SET TASK:
Provide an exact reproduction of every entry.

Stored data
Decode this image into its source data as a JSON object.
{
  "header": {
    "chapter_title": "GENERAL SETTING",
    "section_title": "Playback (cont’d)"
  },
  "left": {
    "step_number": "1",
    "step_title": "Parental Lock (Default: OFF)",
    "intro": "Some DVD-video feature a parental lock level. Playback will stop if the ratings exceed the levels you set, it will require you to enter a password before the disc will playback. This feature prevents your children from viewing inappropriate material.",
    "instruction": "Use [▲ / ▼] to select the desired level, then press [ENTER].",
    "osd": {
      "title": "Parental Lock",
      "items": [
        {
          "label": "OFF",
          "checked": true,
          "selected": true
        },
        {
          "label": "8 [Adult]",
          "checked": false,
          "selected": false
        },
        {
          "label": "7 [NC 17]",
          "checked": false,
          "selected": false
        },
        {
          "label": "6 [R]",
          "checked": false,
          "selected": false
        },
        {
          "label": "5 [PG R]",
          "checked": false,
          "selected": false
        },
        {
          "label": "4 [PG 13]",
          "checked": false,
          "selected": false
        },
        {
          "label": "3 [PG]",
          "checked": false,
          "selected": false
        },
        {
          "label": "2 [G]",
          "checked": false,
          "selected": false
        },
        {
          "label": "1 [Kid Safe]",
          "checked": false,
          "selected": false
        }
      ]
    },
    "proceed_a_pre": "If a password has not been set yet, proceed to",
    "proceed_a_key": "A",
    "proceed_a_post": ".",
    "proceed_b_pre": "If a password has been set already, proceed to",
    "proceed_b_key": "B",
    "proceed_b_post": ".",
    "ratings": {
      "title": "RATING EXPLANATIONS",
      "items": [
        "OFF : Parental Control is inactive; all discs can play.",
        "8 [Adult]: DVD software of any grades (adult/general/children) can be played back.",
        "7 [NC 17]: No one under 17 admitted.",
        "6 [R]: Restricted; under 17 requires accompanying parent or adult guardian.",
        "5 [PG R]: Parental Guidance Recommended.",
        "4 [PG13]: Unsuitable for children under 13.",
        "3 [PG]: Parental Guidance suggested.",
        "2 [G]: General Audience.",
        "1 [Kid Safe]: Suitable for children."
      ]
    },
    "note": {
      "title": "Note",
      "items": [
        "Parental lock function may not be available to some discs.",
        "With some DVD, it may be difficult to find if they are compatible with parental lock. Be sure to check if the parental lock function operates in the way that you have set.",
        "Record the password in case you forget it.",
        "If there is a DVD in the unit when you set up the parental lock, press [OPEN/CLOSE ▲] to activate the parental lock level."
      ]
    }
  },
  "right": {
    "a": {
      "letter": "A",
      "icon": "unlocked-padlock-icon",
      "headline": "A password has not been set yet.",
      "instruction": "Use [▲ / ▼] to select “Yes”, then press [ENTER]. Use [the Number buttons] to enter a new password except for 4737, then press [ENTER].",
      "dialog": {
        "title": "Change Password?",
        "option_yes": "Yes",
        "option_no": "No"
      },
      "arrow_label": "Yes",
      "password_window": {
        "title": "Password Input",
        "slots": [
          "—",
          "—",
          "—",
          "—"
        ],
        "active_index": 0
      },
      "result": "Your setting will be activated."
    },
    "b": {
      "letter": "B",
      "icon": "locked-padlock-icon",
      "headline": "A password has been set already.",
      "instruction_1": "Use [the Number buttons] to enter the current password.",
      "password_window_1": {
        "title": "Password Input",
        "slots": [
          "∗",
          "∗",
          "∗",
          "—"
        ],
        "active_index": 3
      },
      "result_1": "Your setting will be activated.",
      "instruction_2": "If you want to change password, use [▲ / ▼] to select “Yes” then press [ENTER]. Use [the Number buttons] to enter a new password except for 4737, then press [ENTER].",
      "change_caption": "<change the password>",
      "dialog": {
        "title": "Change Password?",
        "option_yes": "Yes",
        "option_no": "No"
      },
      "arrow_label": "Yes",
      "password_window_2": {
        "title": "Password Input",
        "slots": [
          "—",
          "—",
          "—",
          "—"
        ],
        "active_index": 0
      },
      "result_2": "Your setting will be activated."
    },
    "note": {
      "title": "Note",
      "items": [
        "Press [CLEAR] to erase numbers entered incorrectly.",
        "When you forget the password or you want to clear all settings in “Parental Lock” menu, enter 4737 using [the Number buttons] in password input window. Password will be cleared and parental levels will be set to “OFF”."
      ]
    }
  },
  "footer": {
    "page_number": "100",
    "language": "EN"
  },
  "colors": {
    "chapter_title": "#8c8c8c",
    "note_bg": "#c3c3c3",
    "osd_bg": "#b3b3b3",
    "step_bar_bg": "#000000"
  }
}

RESPONSE TO THE EXERCISE:
Decode this image into its source data as a JSON object.
{
  "header": {
    "chapter_title": "GENERAL SETTING",
    "section_title": "Playback (cont’d)"
  },
  "left": {
    "step_number": "1",
    "step_title": "Parental Lock (Default: OFF)",
    "intro": "Some DVD-video feature a parental lock level. Playback will stop if the ratings exceed the levels you set, it will require you to enter a password before the disc will playback. This feature prevents your children from viewing inappropriate material.",
    "instruction": "Use [▲ / ▼] to select the desired level, then press [ENTER].",
    "osd": {
      "title": "Parental Lock",
      "items": [
        {
          "label": "OFF",
          "checked": true,
          "selected": true
        },
        {
          "label": "8 [Adult]",
          "checked": false,
          "selected": false
        },
        {
          "label": "7 [NC 17]",
          "checked": false,
          "selected": false
        },
        {
          "label": "6 [R]",
          "checked": false,
          "selected": false
        },
        {
          "label": "5 [PG R]",
          "checked": false,
          "selected": false
        },
        {
          "label": "4 [PG 13]",
          "checked": false,
          "selected": false
        },
        {
          "label": "3 [PG]",
          "checked": false,
          "selected": false
        },
        {
          "label": "2 [G]",
          "checked": false,
          "selected": false
        },
        {
          "label": "1 [Kid Safe]",
          "checked": false,
          "selected": false
        }
      ]
    },
    "proceed_a_pre": "If a password has not been set yet, proceed to",
    "proceed_a_key": "A",
    "proceed_a_post": ".",
    "proceed_b_pre": "If a password has been set already, proceed to",
    "proceed_b_key": "B",
    "proceed_b_post": ".",
    "ratings": {
      "title": "RATING EXPLANATIONS",
      "items": [
        "OFF : Parental Control is inactive; all discs can play.",
        "8 [Adult]: DVD software of any grades (adult/general/children) can be played back.",
        "7 [NC 17]: No one under 17 admitted.",
        "6 [R]: Restricted; under 17 requires accompanying parent or adult guardian.",
        "5 [PG R]: Parental Guidance Recommended.",
        "4 [PG13]: Unsuitable for children under 13.",
        "3 [PG]: Parental Guidance suggested.",
        "2 [G]: General Audience.",
        "1 [Kid Safe]: Suitable for children."
      ]
    },
    "note": {
      "title": "Note",
      "items": [
        "Parental lock function may not be available to some discs.",
        "With some DVD, it may be difficult to find if they are compatible with parental lock. Be sure to check if the parental lock function operates in the way that you have set.",
        "Record the password in case you forget it.",
        "If there is a DVD in the unit when you set up the parental lock, press [OPEN/CLOSE ▲] to activate the parental lock level."
      ]
    }
  },
  "right": {
    "a": {
      "letter": "A",
      "icon": "unlocked-padlock-icon",
      "headline": "A password has not been set yet.",
      "instruction": "Use [▲ / ▼] to select “Yes”, then press [ENTER]. Use [the Number buttons] to enter a new password except for 4737, then press [ENTER].",
      "dialog": {
        "title": "Change Password?",
        "option_yes": "Yes",
        "option_no": "No"
      },
      "arrow_label": "Yes",
      "password_window": {
        "title": "Password Input",
        "slots": [
          "—",
          "—",
          "—",
          "—"
        ],
        "active_index": 0
      },
      "result": "Your setting will be activated."
    },
    "b": {
      "letter": "B",
      "icon": "locked-padlock-icon",
      "headline": "A password has been set already.",
      "instruction_1": "Use [the Number buttons] to enter the current password.",
      "password_window_1": {
        "title": "Password Input",
        "slots": [
          "∗",
          "∗",
          "∗",
          "—"
        ],
        "active_index": 3
      },
      "result_1": "Your setting will be activated.",
      "instruction_2": "If you want to change password, use [▲ / ▼] to select “Yes” then press [ENTER]. Use [the Number buttons] to enter a new password except for 4737, then press [ENTER].",
      "change_caption": "<change the password>",
      "dialog": {
        "title": "Change Password?",
        "option_yes": "Yes",
        "option_no": "No"
      },
      "arrow_label": "Yes",
      "password_window_2": {
        "title": "Password Input",
        "slots": [
          "—",
          "—",
          "—",
          "—"
        ],
        "active_index": 0
      },
      "result_2": "Your setting will be activated."
    },
    "note": {
      "title": "Note",
      "items": [
        "Press [CLEAR] to erase numbers entered incorrectly.",
        "When you forget the password or you want to clear all settings in “Parental Lock” menu, enter 4737 using [the Number buttons] in password input window. Password will be cleared and parental levels will be set to “OFF”."
      ]
    }
  },
  "footer": {
    "page_number": "100",
    "language": "EN"
  },
  "colors": {
    "chapter_title": "#8c8c8c",
    "note_bg": "#c3c3c3",
    "osd_bg": "#b3b3b3",
    "step_bar_bg": "#000000"
  }
}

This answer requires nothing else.